(GIVEN EXERCISE)
In your copy, repeat the records exactly and leave out the pictures.

(Figure content listings)
--
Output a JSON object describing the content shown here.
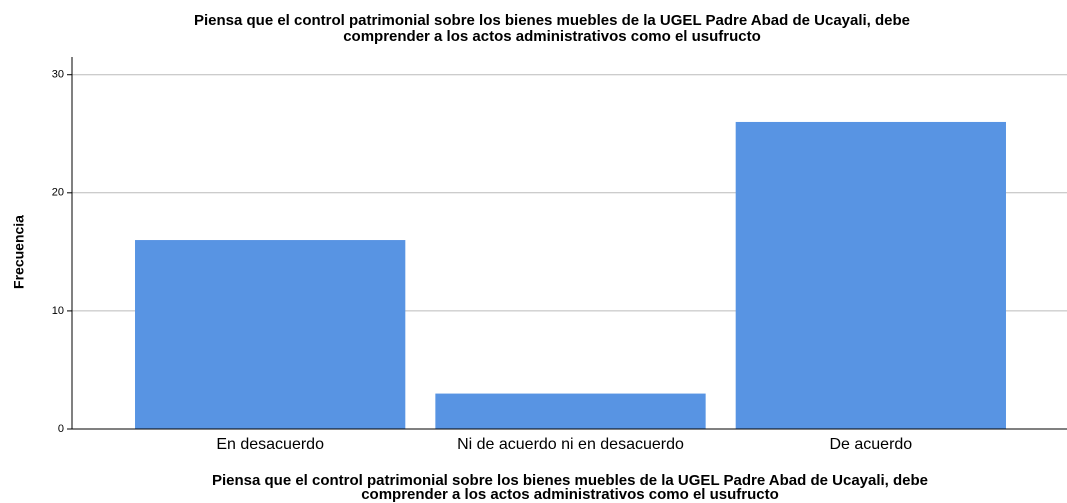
{
  "chart_data": {
    "type": "bar",
    "title": [
      "Piensa que el control patrimonial sobre los bienes muebles de la  UGEL Padre Abad de Ucayali, debe",
      "comprender a los actos administrativos como el usufructo"
    ],
    "x_label": [
      "Piensa que el control patrimonial sobre los bienes muebles de la  UGEL Padre Abad de Ucayali, debe",
      "comprender a los actos administrativos como el usufructo"
    ],
    "y_label": "Frecuencia",
    "categories": [
      "En desacuerdo",
      "Ni de acuerdo ni en desacuerdo",
      "De acuerdo"
    ],
    "values": [
      16,
      3,
      26
    ],
    "color": "#5894e3",
    "ylim": [
      0,
      31.5
    ],
    "yticks": [
      0,
      10,
      20,
      30
    ],
    "grid": true
  }
}
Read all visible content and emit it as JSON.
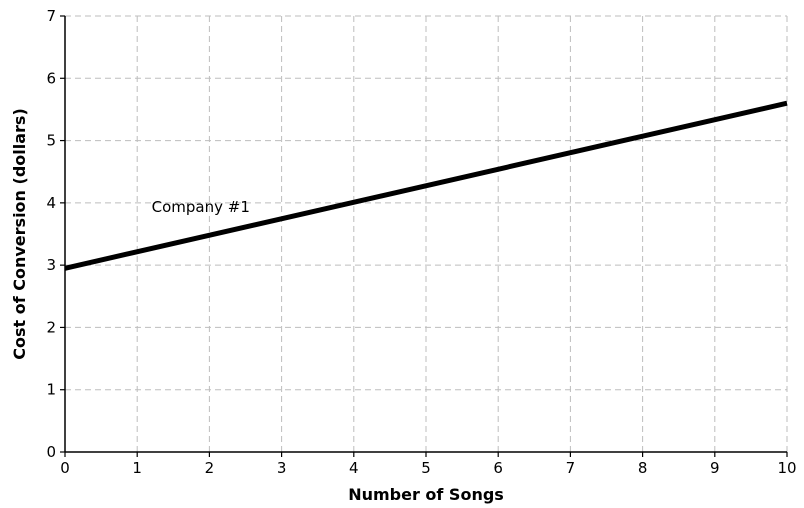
{
  "chart_data": {
    "type": "line",
    "title": "",
    "xlabel": "Number of Songs",
    "ylabel": "Cost of Conversion (dollars)",
    "xlim": [
      0,
      10
    ],
    "ylim": [
      0,
      7
    ],
    "xticks": [
      0,
      1,
      2,
      3,
      4,
      5,
      6,
      7,
      8,
      9,
      10
    ],
    "yticks": [
      0,
      1,
      2,
      3,
      4,
      5,
      6,
      7
    ],
    "grid": true,
    "legend": "none",
    "series": [
      {
        "name": "Company #1",
        "color": "#000000",
        "x": [
          0,
          10
        ],
        "y": [
          2.95,
          5.6
        ]
      }
    ],
    "annotations": [
      {
        "text": "Company #1",
        "x": 1.2,
        "y": 3.85
      }
    ]
  }
}
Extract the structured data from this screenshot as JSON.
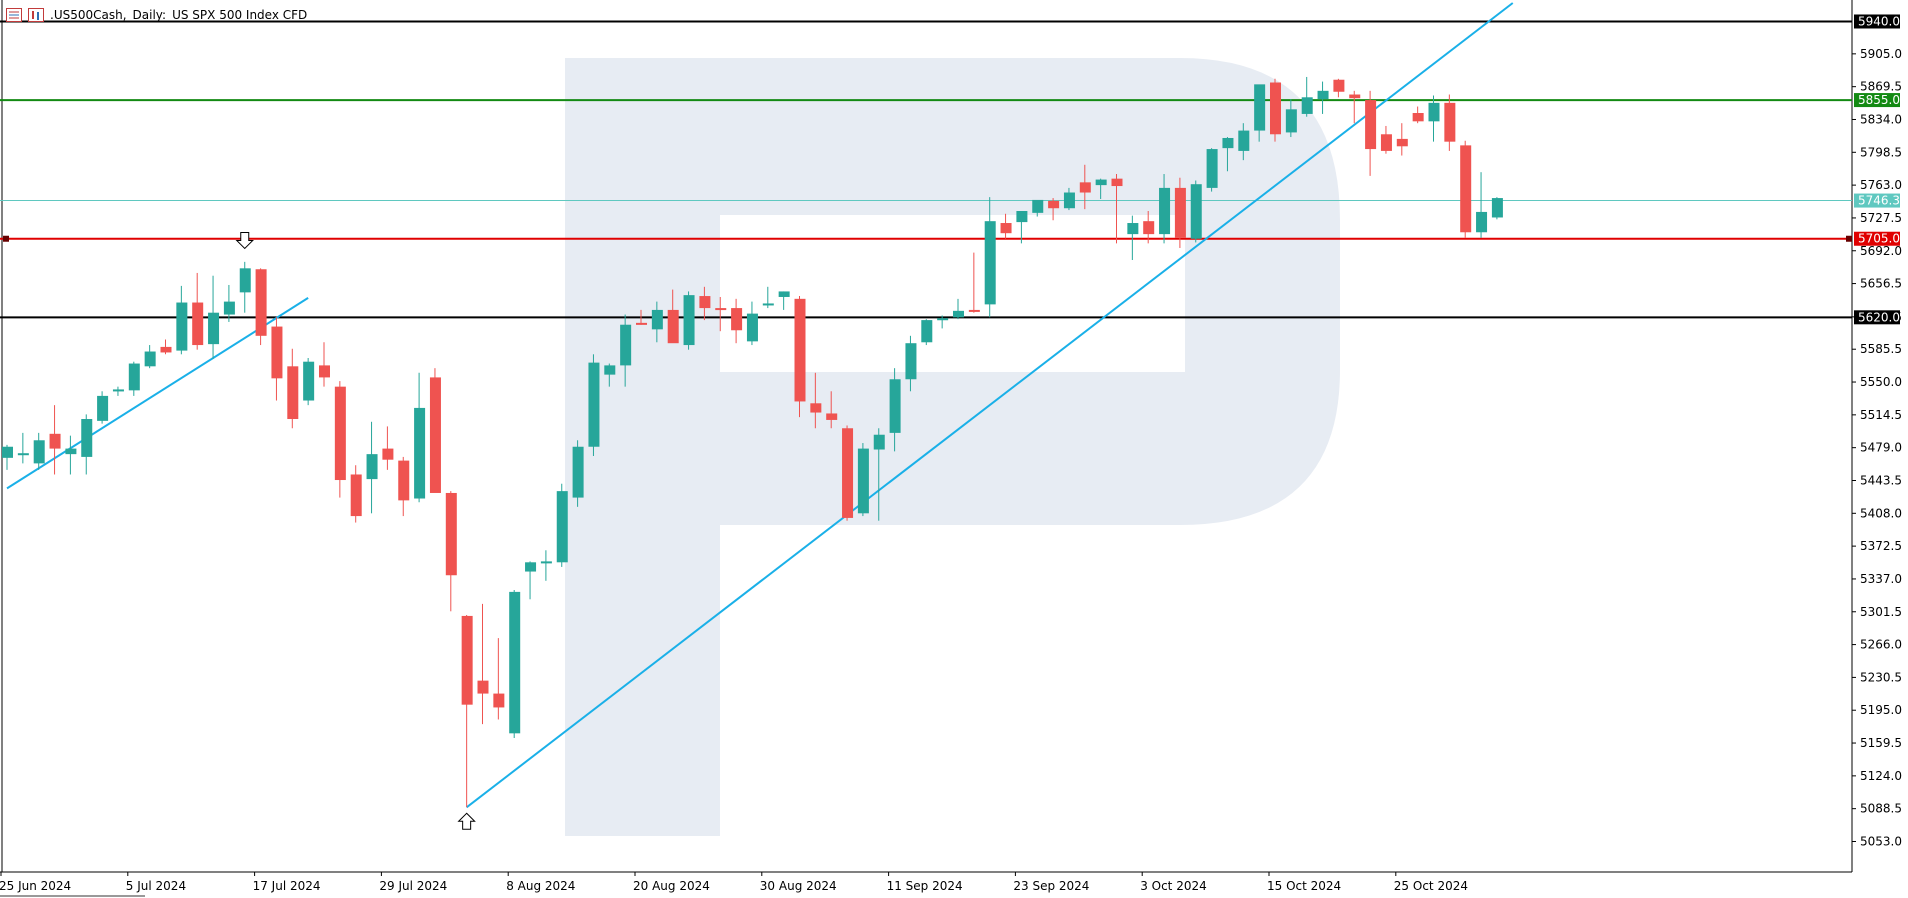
--
(COMPLETED TASK)
Output a JSON object describing the content shown here.
{
  "chart_data": {
    "type": "bar",
    "title": [
      "Piensa que el control patrimonial sobre los bienes muebles de la  UGEL Padre Abad de Ucayali, debe",
      "comprender a los actos administrativos como el usufructo"
    ],
    "x_label": [
      "Piensa que el control patrimonial sobre los bienes muebles de la  UGEL Padre Abad de Ucayali, debe",
      "comprender a los actos administrativos como el usufructo"
    ],
    "y_label": "Frecuencia",
    "categories": [
      "En desacuerdo",
      "Ni de acuerdo ni en desacuerdo",
      "De acuerdo"
    ],
    "values": [
      16,
      3,
      26
    ],
    "color": "#5894e3",
    "ylim": [
      0,
      31.5
    ],
    "yticks": [
      0,
      10,
      20,
      30
    ],
    "grid": true
  }
}
Read all visible content and emit it as JSON.
{
  "chart_data": {
    "type": "line",
    "title": "",
    "xlabel": "Number of Songs",
    "ylabel": "Cost of Conversion (dollars)",
    "xlim": [
      0,
      10
    ],
    "ylim": [
      0,
      7
    ],
    "xticks": [
      0,
      1,
      2,
      3,
      4,
      5,
      6,
      7,
      8,
      9,
      10
    ],
    "yticks": [
      0,
      1,
      2,
      3,
      4,
      5,
      6,
      7
    ],
    "grid": true,
    "legend": "none",
    "series": [
      {
        "name": "Company #1",
        "color": "#000000",
        "x": [
          0,
          10
        ],
        "y": [
          2.95,
          5.6
        ]
      }
    ],
    "annotations": [
      {
        "text": "Company #1",
        "x": 1.2,
        "y": 3.85
      }
    ]
  }
}
Extract the structured data from this screenshot as JSON.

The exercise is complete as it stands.